(Data records)
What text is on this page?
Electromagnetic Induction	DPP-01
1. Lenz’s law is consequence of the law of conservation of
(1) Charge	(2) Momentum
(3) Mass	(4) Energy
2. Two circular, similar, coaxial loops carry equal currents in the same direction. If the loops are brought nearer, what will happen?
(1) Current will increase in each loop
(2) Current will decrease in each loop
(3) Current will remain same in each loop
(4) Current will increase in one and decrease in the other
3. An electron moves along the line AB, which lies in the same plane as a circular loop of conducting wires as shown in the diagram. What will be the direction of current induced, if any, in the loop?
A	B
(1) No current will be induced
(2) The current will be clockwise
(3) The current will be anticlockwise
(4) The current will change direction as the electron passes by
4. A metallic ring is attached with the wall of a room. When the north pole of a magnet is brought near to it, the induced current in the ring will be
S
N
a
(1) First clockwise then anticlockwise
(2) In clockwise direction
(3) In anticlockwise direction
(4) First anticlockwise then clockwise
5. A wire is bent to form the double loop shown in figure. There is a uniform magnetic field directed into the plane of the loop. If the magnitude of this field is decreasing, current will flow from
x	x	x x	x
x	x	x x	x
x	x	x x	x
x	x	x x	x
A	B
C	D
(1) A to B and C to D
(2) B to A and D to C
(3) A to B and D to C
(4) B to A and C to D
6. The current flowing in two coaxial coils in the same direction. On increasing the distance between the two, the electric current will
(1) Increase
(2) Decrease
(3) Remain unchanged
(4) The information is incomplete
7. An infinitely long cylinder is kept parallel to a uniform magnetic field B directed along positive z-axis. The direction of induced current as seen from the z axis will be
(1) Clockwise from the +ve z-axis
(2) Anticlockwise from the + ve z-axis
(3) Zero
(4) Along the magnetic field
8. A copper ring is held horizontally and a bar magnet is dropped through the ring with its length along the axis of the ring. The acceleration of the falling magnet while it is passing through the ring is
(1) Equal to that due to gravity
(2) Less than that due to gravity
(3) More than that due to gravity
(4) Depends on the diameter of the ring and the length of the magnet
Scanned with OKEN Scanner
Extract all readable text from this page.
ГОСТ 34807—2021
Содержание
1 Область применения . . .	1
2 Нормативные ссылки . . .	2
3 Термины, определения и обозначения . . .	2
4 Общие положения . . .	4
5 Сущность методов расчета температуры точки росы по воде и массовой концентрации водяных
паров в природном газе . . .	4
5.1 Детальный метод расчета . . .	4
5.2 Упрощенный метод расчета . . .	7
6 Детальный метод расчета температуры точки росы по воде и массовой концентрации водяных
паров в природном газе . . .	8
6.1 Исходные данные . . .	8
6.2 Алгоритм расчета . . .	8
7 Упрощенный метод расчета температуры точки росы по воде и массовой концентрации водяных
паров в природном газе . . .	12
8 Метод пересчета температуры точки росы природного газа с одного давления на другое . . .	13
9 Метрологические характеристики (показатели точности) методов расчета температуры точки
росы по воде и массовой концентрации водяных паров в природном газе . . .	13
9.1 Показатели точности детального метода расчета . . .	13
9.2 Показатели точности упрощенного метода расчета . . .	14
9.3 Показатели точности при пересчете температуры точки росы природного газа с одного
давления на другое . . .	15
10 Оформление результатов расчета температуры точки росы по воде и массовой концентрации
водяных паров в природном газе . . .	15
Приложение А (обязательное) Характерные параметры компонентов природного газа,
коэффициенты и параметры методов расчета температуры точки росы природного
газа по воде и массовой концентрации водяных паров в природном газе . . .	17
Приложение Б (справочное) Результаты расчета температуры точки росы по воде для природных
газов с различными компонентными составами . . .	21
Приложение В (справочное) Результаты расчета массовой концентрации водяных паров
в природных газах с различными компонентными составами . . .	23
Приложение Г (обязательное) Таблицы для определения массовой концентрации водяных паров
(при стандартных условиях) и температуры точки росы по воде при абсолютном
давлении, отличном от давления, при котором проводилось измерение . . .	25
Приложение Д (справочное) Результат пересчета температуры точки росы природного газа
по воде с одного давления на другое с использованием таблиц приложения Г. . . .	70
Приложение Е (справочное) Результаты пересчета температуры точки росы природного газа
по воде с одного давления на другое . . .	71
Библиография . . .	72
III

Problem details:
Look for "this" and pull out every line that has it.

Written solution:
What text is on this page?
5. A wire is bent to form the double loop shown in figure. There is a uniform magnetic field directed into the plane of the loop. If the magnitude of this field is decreasing, current will flow from
Extract all readable text from this page.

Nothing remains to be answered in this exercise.